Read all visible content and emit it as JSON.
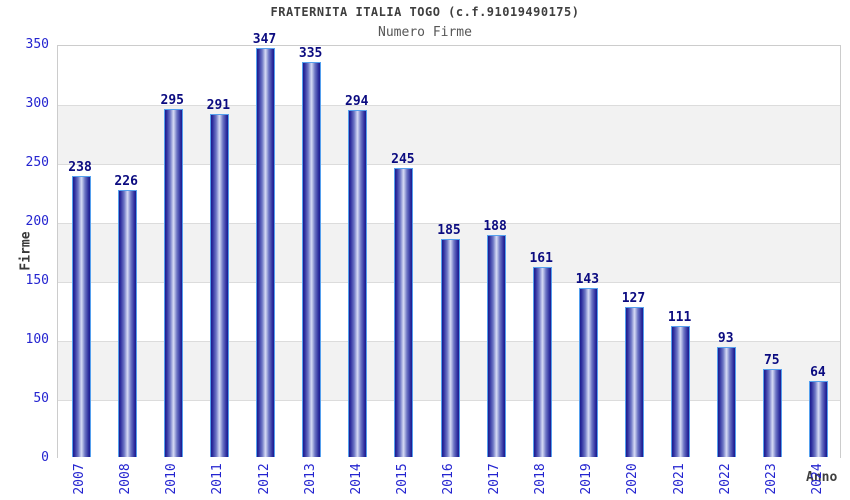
{
  "chart_data": {
    "type": "bar",
    "title": "FRATERNITA ITALIA TOGO (c.f.91019490175)",
    "subtitle": "Numero Firme",
    "xlabel": "Anno",
    "ylabel": "Firme",
    "categories": [
      "2007",
      "2008",
      "2010",
      "2011",
      "2012",
      "2013",
      "2014",
      "2015",
      "2016",
      "2017",
      "2018",
      "2019",
      "2020",
      "2021",
      "2022",
      "2023",
      "2024"
    ],
    "values": [
      238,
      226,
      295,
      291,
      347,
      335,
      294,
      245,
      185,
      188,
      161,
      143,
      127,
      111,
      93,
      75,
      64
    ],
    "ylim": [
      0,
      350
    ],
    "yticks": [
      0,
      50,
      100,
      150,
      200,
      250,
      300,
      350
    ],
    "grid": "horizontal-bands-alternating",
    "legend": "none",
    "colors": {
      "bar_edge": "#1c1c8e",
      "bar_center": "#d7dcf5",
      "bar_border": "#55a0ee",
      "tick_label": "#2424d0",
      "value_label": "#0b0b80",
      "band_gray": "#f2f2f2",
      "band_white": "#ffffff",
      "gridline": "#dcdcdc",
      "plot_border": "#cccccc",
      "title": "#3f3f3f",
      "subtitle": "#575757",
      "axis_title": "#383838"
    }
  }
}
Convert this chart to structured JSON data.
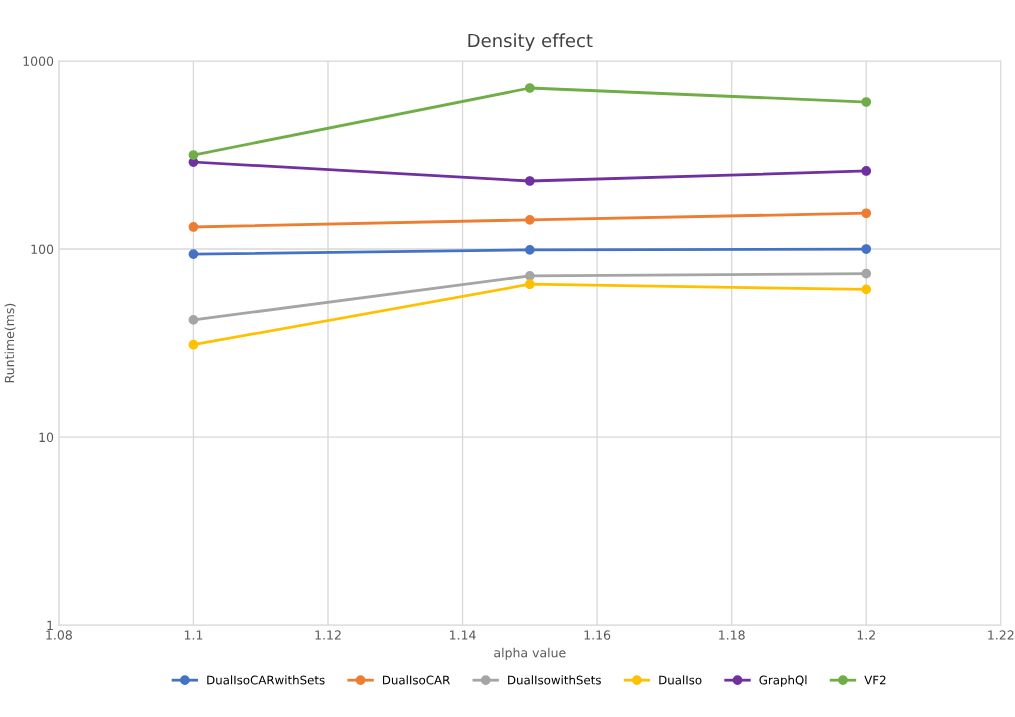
{
  "chart_data": {
    "type": "line",
    "title": "Density effect",
    "xlabel": "alpha value",
    "ylabel": "Runtime(ms)",
    "x": [
      1.1,
      1.15,
      1.2
    ],
    "series": [
      {
        "name": "DualIsoCARwithSets",
        "color": "#4472c4",
        "values": [
          94,
          99,
          100
        ]
      },
      {
        "name": "DualIsoCAR",
        "color": "#ed7d31",
        "values": [
          131,
          143,
          155
        ]
      },
      {
        "name": "DualIsowithSets",
        "color": "#a5a5a5",
        "values": [
          42,
          72,
          74
        ]
      },
      {
        "name": "DualIso",
        "color": "#ffc000",
        "values": [
          31,
          65,
          61
        ]
      },
      {
        "name": "GraphQl",
        "color": "#7030a0",
        "values": [
          290,
          230,
          260
        ]
      },
      {
        "name": "VF2",
        "color": "#70ad47",
        "values": [
          316,
          718,
          605
        ]
      }
    ],
    "xlim": [
      1.08,
      1.22
    ],
    "xticks": [
      1.08,
      1.1,
      1.12,
      1.14,
      1.16,
      1.18,
      1.2,
      1.22
    ],
    "ylim": [
      1,
      1000
    ],
    "yticks": [
      1,
      10,
      100,
      1000
    ],
    "log": "y",
    "grid": true,
    "legend": "bottom",
    "marker": "circle",
    "line_style": "solid"
  }
}
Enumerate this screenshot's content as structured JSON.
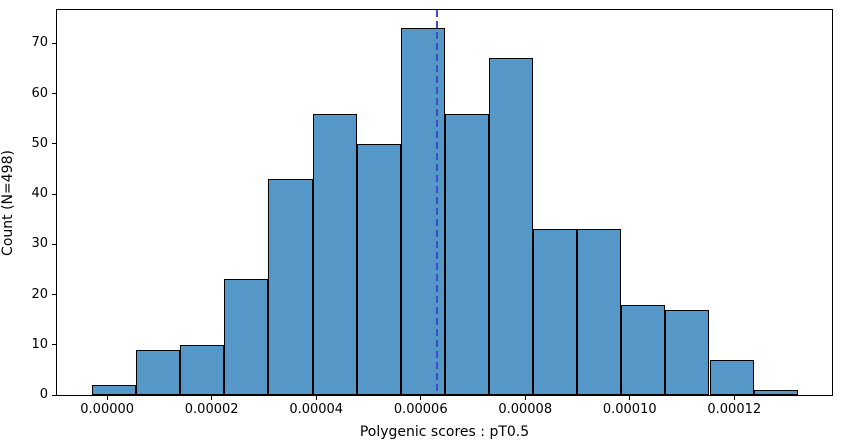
{
  "chart_data": {
    "type": "bar",
    "subtype": "histogram",
    "title": "",
    "xlabel": "Polygenic scores : pT0.5",
    "ylabel": "Count (N=498)",
    "n_total": 498,
    "bin_start": -2.9e-06,
    "bin_width": 8.44e-06,
    "counts": [
      2,
      9,
      10,
      23,
      43,
      56,
      50,
      73,
      56,
      67,
      33,
      33,
      18,
      17,
      7,
      1
    ],
    "xlim": [
      -9.6e-06,
      0.0001387
    ],
    "ylim": [
      0,
      76.65
    ],
    "x_ticks": [
      {
        "value": 0.0,
        "label": "0.00000"
      },
      {
        "value": 2e-05,
        "label": "0.00002"
      },
      {
        "value": 4e-05,
        "label": "0.00004"
      },
      {
        "value": 6e-05,
        "label": "0.00006"
      },
      {
        "value": 8e-05,
        "label": "0.00008"
      },
      {
        "value": 0.0001,
        "label": "0.00010"
      },
      {
        "value": 0.00012,
        "label": "0.00012"
      }
    ],
    "y_ticks": [
      {
        "value": 0,
        "label": "0"
      },
      {
        "value": 10,
        "label": "10"
      },
      {
        "value": 20,
        "label": "20"
      },
      {
        "value": 30,
        "label": "30"
      },
      {
        "value": 40,
        "label": "40"
      },
      {
        "value": 50,
        "label": "50"
      },
      {
        "value": 60,
        "label": "60"
      },
      {
        "value": 70,
        "label": "70"
      }
    ],
    "vline": {
      "x": 6.32e-05,
      "style": "dashed",
      "color": "#3A4CC9",
      "meaning": "mean marker"
    },
    "grid": false,
    "legend": null,
    "colors": {
      "bar_fill": "#5598C7",
      "bar_edge": "#000000",
      "axis": "#000000",
      "background": "#ffffff"
    }
  }
}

__Written problem__:
Filter the listing for the word "Firme" and copy every line that holds it.

__Problem solution__:
    "subtitle": "Numero Firme",
    "ylabel": "Firme",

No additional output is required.